Source records:
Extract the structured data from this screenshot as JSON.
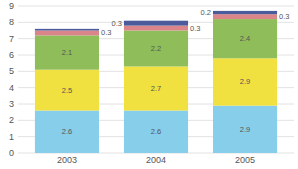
{
  "chart_data": {
    "type": "bar",
    "stacked": true,
    "grid": true,
    "data_labels": true,
    "categories": [
      "2003",
      "2004",
      "2005"
    ],
    "series": [
      {
        "color": "#87CEEB",
        "values": [
          2.6,
          2.6,
          2.9
        ]
      },
      {
        "color": "#F0E040",
        "values": [
          2.5,
          2.7,
          2.9
        ]
      },
      {
        "color": "#8FBD5A",
        "values": [
          2.1,
          2.2,
          2.4
        ]
      },
      {
        "color": "#D9858A",
        "values": [
          0.3,
          0.3,
          0.3
        ]
      },
      {
        "color": "#4B5A9B",
        "values": [
          0.1,
          0.3,
          0.2
        ],
        "value_labels": [
          null,
          "0.3",
          "0.2"
        ]
      }
    ],
    "ylim": [
      0,
      9
    ],
    "yticks": [
      0,
      1,
      2,
      3,
      4,
      5,
      6,
      7,
      8,
      9
    ]
  }
}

## Required work
Using the listing above, return all lines where the word "color" occurs.

## Solution to this task
        "color": "#87CEEB",
        "color": "#F0E040",
        "color": "#8FBD5A",
        "color": "#D9858A",
        "color": "#4B5A9B",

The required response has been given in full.